— begin Excerpted records —

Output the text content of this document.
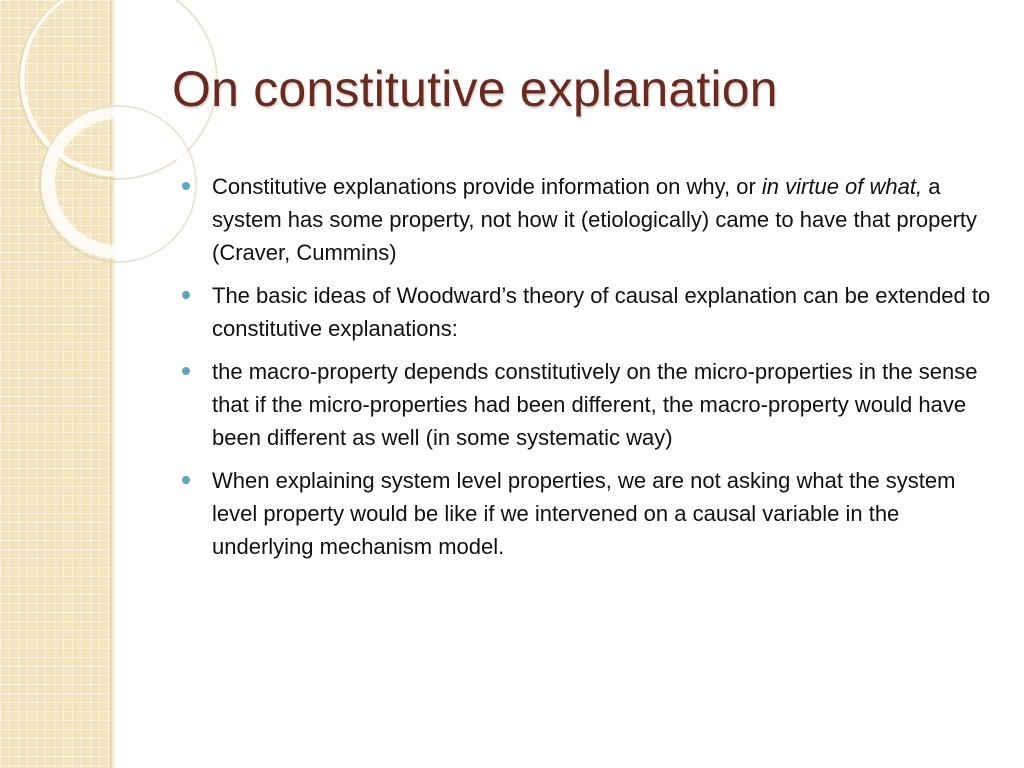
On constitutive explanation
Constitutive explanations provide information on why, or in virtue of what, a system has some property, not how it (etiologically) came to have that property (Craver, Cummins)
The basic ideas of Woodward’s theory of causal explanation can be extended to constitutive explanations:
the macro-property depends constitutively on the micro-properties in the sense that if the micro-properties had been different, the macro-property would have been different as well (in some systematic way)
When explaining system level properties, we are not asking what the system level property would be like if we intervened on a causal variable in the underlying mechanism model.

— end Excerpted records —

**Task to complete**
Omit the pictures, then output the rest of the listing exactly.

**Answer in full**
Output the text content of this document.
On constitutive explanation
Constitutive explanations provide information on why, or in virtue of what, a system has some property, not how it (etiologically) came to have that property (Craver, Cummins)
The basic ideas of Woodward’s theory of causal explanation can be extended to constitutive explanations:
the macro-property depends constitutively on the micro-properties in the sense that if the micro-properties had been different, the macro-property would have been different as well (in some systematic way)
When explaining system level properties, we are not asking what the system level property would be like if we intervened on a causal variable in the underlying mechanism model.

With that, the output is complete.